Dataset records:
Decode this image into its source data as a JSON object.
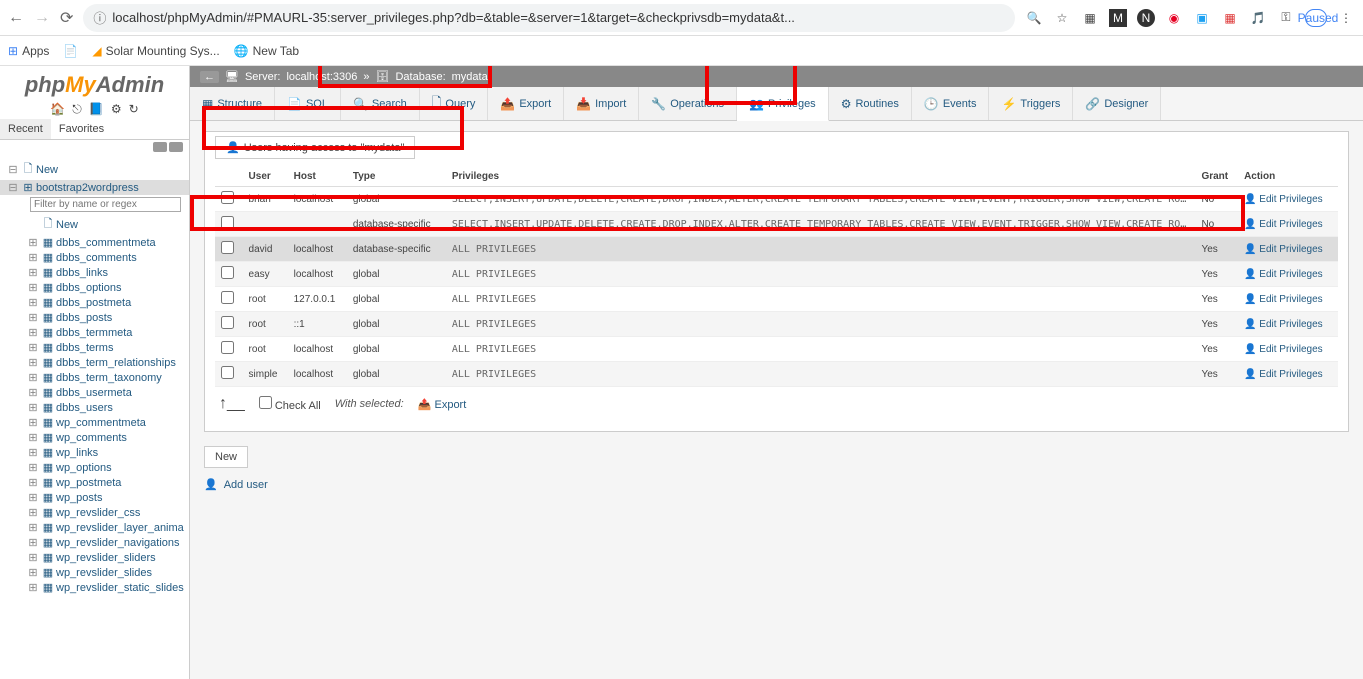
{
  "browser": {
    "url": "localhost/phpMyAdmin/#PMAURL-35:server_privileges.php?db=&table=&server=1&target=&checkprivsdb=mydata&t...",
    "paused": "Paused"
  },
  "bookmarks": {
    "apps": "Apps",
    "solar": "Solar Mounting Sys...",
    "newtab": "New Tab"
  },
  "logo": {
    "php": "php",
    "my": "My",
    "admin": "Admin"
  },
  "sidetabs": {
    "recent": "Recent",
    "favorites": "Favorites"
  },
  "tree": {
    "new": "New",
    "db": "bootstrap2wordpress",
    "filter_placeholder": "Filter by name or regex",
    "subnew": "New",
    "tables": [
      "dbbs_commentmeta",
      "dbbs_comments",
      "dbbs_links",
      "dbbs_options",
      "dbbs_postmeta",
      "dbbs_posts",
      "dbbs_termmeta",
      "dbbs_terms",
      "dbbs_term_relationships",
      "dbbs_term_taxonomy",
      "dbbs_usermeta",
      "dbbs_users",
      "wp_commentmeta",
      "wp_comments",
      "wp_links",
      "wp_options",
      "wp_postmeta",
      "wp_posts",
      "wp_revslider_css",
      "wp_revslider_layer_anima",
      "wp_revslider_navigations",
      "wp_revslider_sliders",
      "wp_revslider_slides",
      "wp_revslider_static_slides"
    ]
  },
  "breadcrumb": {
    "server_label": "Server:",
    "server_value": "localhost:3306",
    "db_label": "Database:",
    "db_value": "mydata"
  },
  "tabs": [
    {
      "label": "Structure"
    },
    {
      "label": "SQL"
    },
    {
      "label": "Search"
    },
    {
      "label": "Query"
    },
    {
      "label": "Export"
    },
    {
      "label": "Import"
    },
    {
      "label": "Operations"
    },
    {
      "label": "Privileges"
    },
    {
      "label": "Routines"
    },
    {
      "label": "Events"
    },
    {
      "label": "Triggers"
    },
    {
      "label": "Designer"
    }
  ],
  "legend": "Users having access to \"mydata\"",
  "columns": {
    "user": "User",
    "host": "Host",
    "type": "Type",
    "privs": "Privileges",
    "grant": "Grant",
    "action": "Action"
  },
  "rows": [
    {
      "user": "brian",
      "host": "localhost",
      "type": "global",
      "privs": "SELECT,INSERT,UPDATE,DELETE,CREATE,DROP,INDEX,ALTER,CREATE TEMPORARY TABLES,CREATE VIEW,EVENT,TRIGGER,SHOW VIEW,CREATE ROUTINE,ALTER ROUTINE,EXECUTE",
      "grant": "No",
      "action": "Edit Privileges"
    },
    {
      "user": "",
      "host": "",
      "type": "database-specific",
      "privs": "SELECT,INSERT,UPDATE,DELETE,CREATE,DROP,INDEX,ALTER,CREATE TEMPORARY TABLES,CREATE VIEW,EVENT,TRIGGER,SHOW VIEW,CREATE ROUTINE,ALTER ROUTINE,EXECUTE",
      "grant": "No",
      "action": "Edit Privileges"
    },
    {
      "user": "david",
      "host": "localhost",
      "type": "database-specific",
      "privs": "ALL PRIVILEGES",
      "grant": "Yes",
      "action": "Edit Privileges"
    },
    {
      "user": "easy",
      "host": "localhost",
      "type": "global",
      "privs": "ALL PRIVILEGES",
      "grant": "Yes",
      "action": "Edit Privileges"
    },
    {
      "user": "root",
      "host": "127.0.0.1",
      "type": "global",
      "privs": "ALL PRIVILEGES",
      "grant": "Yes",
      "action": "Edit Privileges"
    },
    {
      "user": "root",
      "host": "::1",
      "type": "global",
      "privs": "ALL PRIVILEGES",
      "grant": "Yes",
      "action": "Edit Privileges"
    },
    {
      "user": "root",
      "host": "localhost",
      "type": "global",
      "privs": "ALL PRIVILEGES",
      "grant": "Yes",
      "action": "Edit Privileges"
    },
    {
      "user": "simple",
      "host": "localhost",
      "type": "global",
      "privs": "ALL PRIVILEGES",
      "grant": "Yes",
      "action": "Edit Privileges"
    }
  ],
  "footer": {
    "checkall": "Check All",
    "withsel": "With selected:",
    "export": "Export"
  },
  "newbox": "New",
  "adduser": "Add user"
}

=== TASK DESCRIPTION ===
Make an exact copy of all the material, but keep the pictures out of it.

=== EXERCISE SOLUTION ===
Decode this image into its source data as a JSON object.
{
  "browser": {
    "url": "localhost/phpMyAdmin/#PMAURL-35:server_privileges.php?db=&table=&server=1&target=&checkprivsdb=mydata&t...",
    "paused": "Paused"
  },
  "bookmarks": {
    "apps": "Apps",
    "solar": "Solar Mounting Sys...",
    "newtab": "New Tab"
  },
  "logo": {
    "php": "php",
    "my": "My",
    "admin": "Admin"
  },
  "sidetabs": {
    "recent": "Recent",
    "favorites": "Favorites"
  },
  "tree": {
    "new": "New",
    "db": "bootstrap2wordpress",
    "filter_placeholder": "Filter by name or regex",
    "subnew": "New",
    "tables": [
      "dbbs_commentmeta",
      "dbbs_comments",
      "dbbs_links",
      "dbbs_options",
      "dbbs_postmeta",
      "dbbs_posts",
      "dbbs_termmeta",
      "dbbs_terms",
      "dbbs_term_relationships",
      "dbbs_term_taxonomy",
      "dbbs_usermeta",
      "dbbs_users",
      "wp_commentmeta",
      "wp_comments",
      "wp_links",
      "wp_options",
      "wp_postmeta",
      "wp_posts",
      "wp_revslider_css",
      "wp_revslider_layer_anima",
      "wp_revslider_navigations",
      "wp_revslider_sliders",
      "wp_revslider_slides",
      "wp_revslider_static_slides"
    ]
  },
  "breadcrumb": {
    "server_label": "Server:",
    "server_value": "localhost:3306",
    "db_label": "Database:",
    "db_value": "mydata"
  },
  "tabs": [
    {
      "label": "Structure"
    },
    {
      "label": "SQL"
    },
    {
      "label": "Search"
    },
    {
      "label": "Query"
    },
    {
      "label": "Export"
    },
    {
      "label": "Import"
    },
    {
      "label": "Operations"
    },
    {
      "label": "Privileges"
    },
    {
      "label": "Routines"
    },
    {
      "label": "Events"
    },
    {
      "label": "Triggers"
    },
    {
      "label": "Designer"
    }
  ],
  "legend": "Users having access to \"mydata\"",
  "columns": {
    "user": "User",
    "host": "Host",
    "type": "Type",
    "privs": "Privileges",
    "grant": "Grant",
    "action": "Action"
  },
  "rows": [
    {
      "user": "brian",
      "host": "localhost",
      "type": "global",
      "privs": "SELECT,INSERT,UPDATE,DELETE,CREATE,DROP,INDEX,ALTER,CREATE TEMPORARY TABLES,CREATE VIEW,EVENT,TRIGGER,SHOW VIEW,CREATE ROUTINE,ALTER ROUTINE,EXECUTE",
      "grant": "No",
      "action": "Edit Privileges"
    },
    {
      "user": "",
      "host": "",
      "type": "database-specific",
      "privs": "SELECT,INSERT,UPDATE,DELETE,CREATE,DROP,INDEX,ALTER,CREATE TEMPORARY TABLES,CREATE VIEW,EVENT,TRIGGER,SHOW VIEW,CREATE ROUTINE,ALTER ROUTINE,EXECUTE",
      "grant": "No",
      "action": "Edit Privileges"
    },
    {
      "user": "david",
      "host": "localhost",
      "type": "database-specific",
      "privs": "ALL PRIVILEGES",
      "grant": "Yes",
      "action": "Edit Privileges"
    },
    {
      "user": "easy",
      "host": "localhost",
      "type": "global",
      "privs": "ALL PRIVILEGES",
      "grant": "Yes",
      "action": "Edit Privileges"
    },
    {
      "user": "root",
      "host": "127.0.0.1",
      "type": "global",
      "privs": "ALL PRIVILEGES",
      "grant": "Yes",
      "action": "Edit Privileges"
    },
    {
      "user": "root",
      "host": "::1",
      "type": "global",
      "privs": "ALL PRIVILEGES",
      "grant": "Yes",
      "action": "Edit Privileges"
    },
    {
      "user": "root",
      "host": "localhost",
      "type": "global",
      "privs": "ALL PRIVILEGES",
      "grant": "Yes",
      "action": "Edit Privileges"
    },
    {
      "user": "simple",
      "host": "localhost",
      "type": "global",
      "privs": "ALL PRIVILEGES",
      "grant": "Yes",
      "action": "Edit Privileges"
    }
  ],
  "footer": {
    "checkall": "Check All",
    "withsel": "With selected:",
    "export": "Export"
  },
  "newbox": "New",
  "adduser": "Add user"
}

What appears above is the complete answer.